» **REQUIRED WORK**:
Quote the whole listing word for word, please.

» **DATASET ROWS**:
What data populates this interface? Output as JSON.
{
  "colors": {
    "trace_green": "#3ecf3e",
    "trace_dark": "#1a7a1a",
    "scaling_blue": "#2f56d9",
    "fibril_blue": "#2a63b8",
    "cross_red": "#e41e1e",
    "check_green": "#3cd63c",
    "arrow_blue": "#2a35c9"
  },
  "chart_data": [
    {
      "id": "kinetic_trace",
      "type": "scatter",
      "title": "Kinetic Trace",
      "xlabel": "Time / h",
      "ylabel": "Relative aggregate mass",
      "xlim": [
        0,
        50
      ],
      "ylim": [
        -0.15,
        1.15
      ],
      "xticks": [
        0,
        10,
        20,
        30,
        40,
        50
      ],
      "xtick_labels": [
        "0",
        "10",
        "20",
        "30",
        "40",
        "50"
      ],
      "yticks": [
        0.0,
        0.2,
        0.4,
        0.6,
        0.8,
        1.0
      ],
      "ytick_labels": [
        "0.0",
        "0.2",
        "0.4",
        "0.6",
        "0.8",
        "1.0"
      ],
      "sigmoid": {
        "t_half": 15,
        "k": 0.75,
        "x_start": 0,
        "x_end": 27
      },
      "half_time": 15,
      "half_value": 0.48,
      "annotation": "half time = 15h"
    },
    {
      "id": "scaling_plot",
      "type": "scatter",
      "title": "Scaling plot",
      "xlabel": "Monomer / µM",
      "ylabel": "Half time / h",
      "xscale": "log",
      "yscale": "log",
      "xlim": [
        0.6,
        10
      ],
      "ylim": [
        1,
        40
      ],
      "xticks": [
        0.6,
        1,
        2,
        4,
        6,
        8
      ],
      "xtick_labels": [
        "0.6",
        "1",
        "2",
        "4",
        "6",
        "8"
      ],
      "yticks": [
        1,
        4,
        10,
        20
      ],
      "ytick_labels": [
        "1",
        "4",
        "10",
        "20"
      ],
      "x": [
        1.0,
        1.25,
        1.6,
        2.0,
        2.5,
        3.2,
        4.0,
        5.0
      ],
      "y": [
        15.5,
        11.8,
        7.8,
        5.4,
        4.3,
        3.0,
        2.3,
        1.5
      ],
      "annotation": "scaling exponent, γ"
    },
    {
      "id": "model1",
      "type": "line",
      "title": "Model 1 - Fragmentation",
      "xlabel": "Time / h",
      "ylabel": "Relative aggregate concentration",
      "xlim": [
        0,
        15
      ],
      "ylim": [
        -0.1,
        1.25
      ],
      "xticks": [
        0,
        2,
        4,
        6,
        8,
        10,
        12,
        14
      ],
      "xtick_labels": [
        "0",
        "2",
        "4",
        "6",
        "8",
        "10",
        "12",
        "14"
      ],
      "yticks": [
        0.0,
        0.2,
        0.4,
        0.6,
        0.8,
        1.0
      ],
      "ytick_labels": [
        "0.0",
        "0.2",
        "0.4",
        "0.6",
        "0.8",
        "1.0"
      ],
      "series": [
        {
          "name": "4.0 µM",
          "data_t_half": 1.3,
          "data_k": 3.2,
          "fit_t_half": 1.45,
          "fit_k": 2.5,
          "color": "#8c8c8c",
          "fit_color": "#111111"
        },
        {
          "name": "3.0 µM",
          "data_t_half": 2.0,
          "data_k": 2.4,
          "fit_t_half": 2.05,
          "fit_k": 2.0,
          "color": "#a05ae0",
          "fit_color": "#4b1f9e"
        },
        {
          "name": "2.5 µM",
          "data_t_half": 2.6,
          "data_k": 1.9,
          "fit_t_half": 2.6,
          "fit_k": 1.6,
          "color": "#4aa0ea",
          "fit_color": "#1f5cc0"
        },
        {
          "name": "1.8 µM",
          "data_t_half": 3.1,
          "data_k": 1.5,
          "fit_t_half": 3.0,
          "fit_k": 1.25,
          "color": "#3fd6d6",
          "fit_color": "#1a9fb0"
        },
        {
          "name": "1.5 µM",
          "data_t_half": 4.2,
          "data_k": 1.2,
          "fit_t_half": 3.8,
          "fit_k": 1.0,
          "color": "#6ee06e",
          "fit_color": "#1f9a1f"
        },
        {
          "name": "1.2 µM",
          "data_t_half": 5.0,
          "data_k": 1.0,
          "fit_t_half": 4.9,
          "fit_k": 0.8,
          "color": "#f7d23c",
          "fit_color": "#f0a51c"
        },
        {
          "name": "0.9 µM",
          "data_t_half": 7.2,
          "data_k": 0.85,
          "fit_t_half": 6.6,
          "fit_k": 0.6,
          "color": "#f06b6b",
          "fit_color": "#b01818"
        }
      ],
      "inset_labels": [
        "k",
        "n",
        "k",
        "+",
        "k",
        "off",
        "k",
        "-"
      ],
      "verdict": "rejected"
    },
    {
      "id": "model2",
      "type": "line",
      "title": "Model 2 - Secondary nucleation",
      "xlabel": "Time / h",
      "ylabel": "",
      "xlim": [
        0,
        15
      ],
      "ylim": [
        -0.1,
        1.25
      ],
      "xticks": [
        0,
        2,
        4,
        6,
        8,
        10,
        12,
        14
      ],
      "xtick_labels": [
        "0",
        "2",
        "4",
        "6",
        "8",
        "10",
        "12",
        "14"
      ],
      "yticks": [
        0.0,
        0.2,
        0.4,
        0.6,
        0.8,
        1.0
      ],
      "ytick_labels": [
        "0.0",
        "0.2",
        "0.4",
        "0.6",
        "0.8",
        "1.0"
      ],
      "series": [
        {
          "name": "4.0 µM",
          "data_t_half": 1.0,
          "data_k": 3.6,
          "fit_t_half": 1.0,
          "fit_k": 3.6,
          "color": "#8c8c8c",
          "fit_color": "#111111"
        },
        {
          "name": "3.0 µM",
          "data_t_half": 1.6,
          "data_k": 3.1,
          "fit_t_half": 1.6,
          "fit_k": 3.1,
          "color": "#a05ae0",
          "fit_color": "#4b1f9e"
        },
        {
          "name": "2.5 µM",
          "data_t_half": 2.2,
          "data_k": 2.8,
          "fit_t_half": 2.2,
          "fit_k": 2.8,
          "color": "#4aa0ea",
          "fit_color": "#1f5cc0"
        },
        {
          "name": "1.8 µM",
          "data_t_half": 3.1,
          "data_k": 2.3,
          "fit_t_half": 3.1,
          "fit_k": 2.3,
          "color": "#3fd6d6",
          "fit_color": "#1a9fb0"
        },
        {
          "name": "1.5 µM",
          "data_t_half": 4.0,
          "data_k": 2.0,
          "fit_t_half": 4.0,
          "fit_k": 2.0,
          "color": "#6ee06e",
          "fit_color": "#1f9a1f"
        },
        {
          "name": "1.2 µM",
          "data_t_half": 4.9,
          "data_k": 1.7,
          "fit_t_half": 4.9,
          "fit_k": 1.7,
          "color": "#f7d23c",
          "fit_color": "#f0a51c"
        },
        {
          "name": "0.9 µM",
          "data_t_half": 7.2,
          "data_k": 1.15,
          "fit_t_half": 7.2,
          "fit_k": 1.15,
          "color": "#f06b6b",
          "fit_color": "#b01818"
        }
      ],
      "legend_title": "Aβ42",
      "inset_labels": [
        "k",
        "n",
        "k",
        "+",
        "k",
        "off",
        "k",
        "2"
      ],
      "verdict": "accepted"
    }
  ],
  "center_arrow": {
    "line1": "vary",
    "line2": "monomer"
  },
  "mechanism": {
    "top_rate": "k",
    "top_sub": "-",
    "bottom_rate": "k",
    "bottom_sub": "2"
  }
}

» **FULL OUTPUT**:
What data populates this interface? Output as JSON.
{
  "colors": {
    "trace_green": "#3ecf3e",
    "trace_dark": "#1a7a1a",
    "scaling_blue": "#2f56d9",
    "fibril_blue": "#2a63b8",
    "cross_red": "#e41e1e",
    "check_green": "#3cd63c",
    "arrow_blue": "#2a35c9"
  },
  "chart_data": [
    {
      "id": "kinetic_trace",
      "type": "scatter",
      "title": "Kinetic Trace",
      "xlabel": "Time / h",
      "ylabel": "Relative aggregate mass",
      "xlim": [
        0,
        50
      ],
      "ylim": [
        -0.15,
        1.15
      ],
      "xticks": [
        0,
        10,
        20,
        30,
        40,
        50
      ],
      "xtick_labels": [
        "0",
        "10",
        "20",
        "30",
        "40",
        "50"
      ],
      "yticks": [
        0.0,
        0.2,
        0.4,
        0.6,
        0.8,
        1.0
      ],
      "ytick_labels": [
        "0.0",
        "0.2",
        "0.4",
        "0.6",
        "0.8",
        "1.0"
      ],
      "sigmoid": {
        "t_half": 15,
        "k": 0.75,
        "x_start": 0,
        "x_end": 27
      },
      "half_time": 15,
      "half_value": 0.48,
      "annotation": "half time = 15h"
    },
    {
      "id": "scaling_plot",
      "type": "scatter",
      "title": "Scaling plot",
      "xlabel": "Monomer / µM",
      "ylabel": "Half time / h",
      "xscale": "log",
      "yscale": "log",
      "xlim": [
        0.6,
        10
      ],
      "ylim": [
        1,
        40
      ],
      "xticks": [
        0.6,
        1,
        2,
        4,
        6,
        8
      ],
      "xtick_labels": [
        "0.6",
        "1",
        "2",
        "4",
        "6",
        "8"
      ],
      "yticks": [
        1,
        4,
        10,
        20
      ],
      "ytick_labels": [
        "1",
        "4",
        "10",
        "20"
      ],
      "x": [
        1.0,
        1.25,
        1.6,
        2.0,
        2.5,
        3.2,
        4.0,
        5.0
      ],
      "y": [
        15.5,
        11.8,
        7.8,
        5.4,
        4.3,
        3.0,
        2.3,
        1.5
      ],
      "annotation": "scaling exponent, γ"
    },
    {
      "id": "model1",
      "type": "line",
      "title": "Model 1 - Fragmentation",
      "xlabel": "Time / h",
      "ylabel": "Relative aggregate concentration",
      "xlim": [
        0,
        15
      ],
      "ylim": [
        -0.1,
        1.25
      ],
      "xticks": [
        0,
        2,
        4,
        6,
        8,
        10,
        12,
        14
      ],
      "xtick_labels": [
        "0",
        "2",
        "4",
        "6",
        "8",
        "10",
        "12",
        "14"
      ],
      "yticks": [
        0.0,
        0.2,
        0.4,
        0.6,
        0.8,
        1.0
      ],
      "ytick_labels": [
        "0.0",
        "0.2",
        "0.4",
        "0.6",
        "0.8",
        "1.0"
      ],
      "series": [
        {
          "name": "4.0 µM",
          "data_t_half": 1.3,
          "data_k": 3.2,
          "fit_t_half": 1.45,
          "fit_k": 2.5,
          "color": "#8c8c8c",
          "fit_color": "#111111"
        },
        {
          "name": "3.0 µM",
          "data_t_half": 2.0,
          "data_k": 2.4,
          "fit_t_half": 2.05,
          "fit_k": 2.0,
          "color": "#a05ae0",
          "fit_color": "#4b1f9e"
        },
        {
          "name": "2.5 µM",
          "data_t_half": 2.6,
          "data_k": 1.9,
          "fit_t_half": 2.6,
          "fit_k": 1.6,
          "color": "#4aa0ea",
          "fit_color": "#1f5cc0"
        },
        {
          "name": "1.8 µM",
          "data_t_half": 3.1,
          "data_k": 1.5,
          "fit_t_half": 3.0,
          "fit_k": 1.25,
          "color": "#3fd6d6",
          "fit_color": "#1a9fb0"
        },
        {
          "name": "1.5 µM",
          "data_t_half": 4.2,
          "data_k": 1.2,
          "fit_t_half": 3.8,
          "fit_k": 1.0,
          "color": "#6ee06e",
          "fit_color": "#1f9a1f"
        },
        {
          "name": "1.2 µM",
          "data_t_half": 5.0,
          "data_k": 1.0,
          "fit_t_half": 4.9,
          "fit_k": 0.8,
          "color": "#f7d23c",
          "fit_color": "#f0a51c"
        },
        {
          "name": "0.9 µM",
          "data_t_half": 7.2,
          "data_k": 0.85,
          "fit_t_half": 6.6,
          "fit_k": 0.6,
          "color": "#f06b6b",
          "fit_color": "#b01818"
        }
      ],
      "inset_labels": [
        "k",
        "n",
        "k",
        "+",
        "k",
        "off",
        "k",
        "-"
      ],
      "verdict": "rejected"
    },
    {
      "id": "model2",
      "type": "line",
      "title": "Model 2 - Secondary nucleation",
      "xlabel": "Time / h",
      "ylabel": "",
      "xlim": [
        0,
        15
      ],
      "ylim": [
        -0.1,
        1.25
      ],
      "xticks": [
        0,
        2,
        4,
        6,
        8,
        10,
        12,
        14
      ],
      "xtick_labels": [
        "0",
        "2",
        "4",
        "6",
        "8",
        "10",
        "12",
        "14"
      ],
      "yticks": [
        0.0,
        0.2,
        0.4,
        0.6,
        0.8,
        1.0
      ],
      "ytick_labels": [
        "0.0",
        "0.2",
        "0.4",
        "0.6",
        "0.8",
        "1.0"
      ],
      "series": [
        {
          "name": "4.0 µM",
          "data_t_half": 1.0,
          "data_k": 3.6,
          "fit_t_half": 1.0,
          "fit_k": 3.6,
          "color": "#8c8c8c",
          "fit_color": "#111111"
        },
        {
          "name": "3.0 µM",
          "data_t_half": 1.6,
          "data_k": 3.1,
          "fit_t_half": 1.6,
          "fit_k": 3.1,
          "color": "#a05ae0",
          "fit_color": "#4b1f9e"
        },
        {
          "name": "2.5 µM",
          "data_t_half": 2.2,
          "data_k": 2.8,
          "fit_t_half": 2.2,
          "fit_k": 2.8,
          "color": "#4aa0ea",
          "fit_color": "#1f5cc0"
        },
        {
          "name": "1.8 µM",
          "data_t_half": 3.1,
          "data_k": 2.3,
          "fit_t_half": 3.1,
          "fit_k": 2.3,
          "color": "#3fd6d6",
          "fit_color": "#1a9fb0"
        },
        {
          "name": "1.5 µM",
          "data_t_half": 4.0,
          "data_k": 2.0,
          "fit_t_half": 4.0,
          "fit_k": 2.0,
          "color": "#6ee06e",
          "fit_color": "#1f9a1f"
        },
        {
          "name": "1.2 µM",
          "data_t_half": 4.9,
          "data_k": 1.7,
          "fit_t_half": 4.9,
          "fit_k": 1.7,
          "color": "#f7d23c",
          "fit_color": "#f0a51c"
        },
        {
          "name": "0.9 µM",
          "data_t_half": 7.2,
          "data_k": 1.15,
          "fit_t_half": 7.2,
          "fit_k": 1.15,
          "color": "#f06b6b",
          "fit_color": "#b01818"
        }
      ],
      "legend_title": "Aβ42",
      "inset_labels": [
        "k",
        "n",
        "k",
        "+",
        "k",
        "off",
        "k",
        "2"
      ],
      "verdict": "accepted"
    }
  ],
  "center_arrow": {
    "line1": "vary",
    "line2": "monomer"
  },
  "mechanism": {
    "top_rate": "k",
    "top_sub": "-",
    "bottom_rate": "k",
    "bottom_sub": "2"
  }
}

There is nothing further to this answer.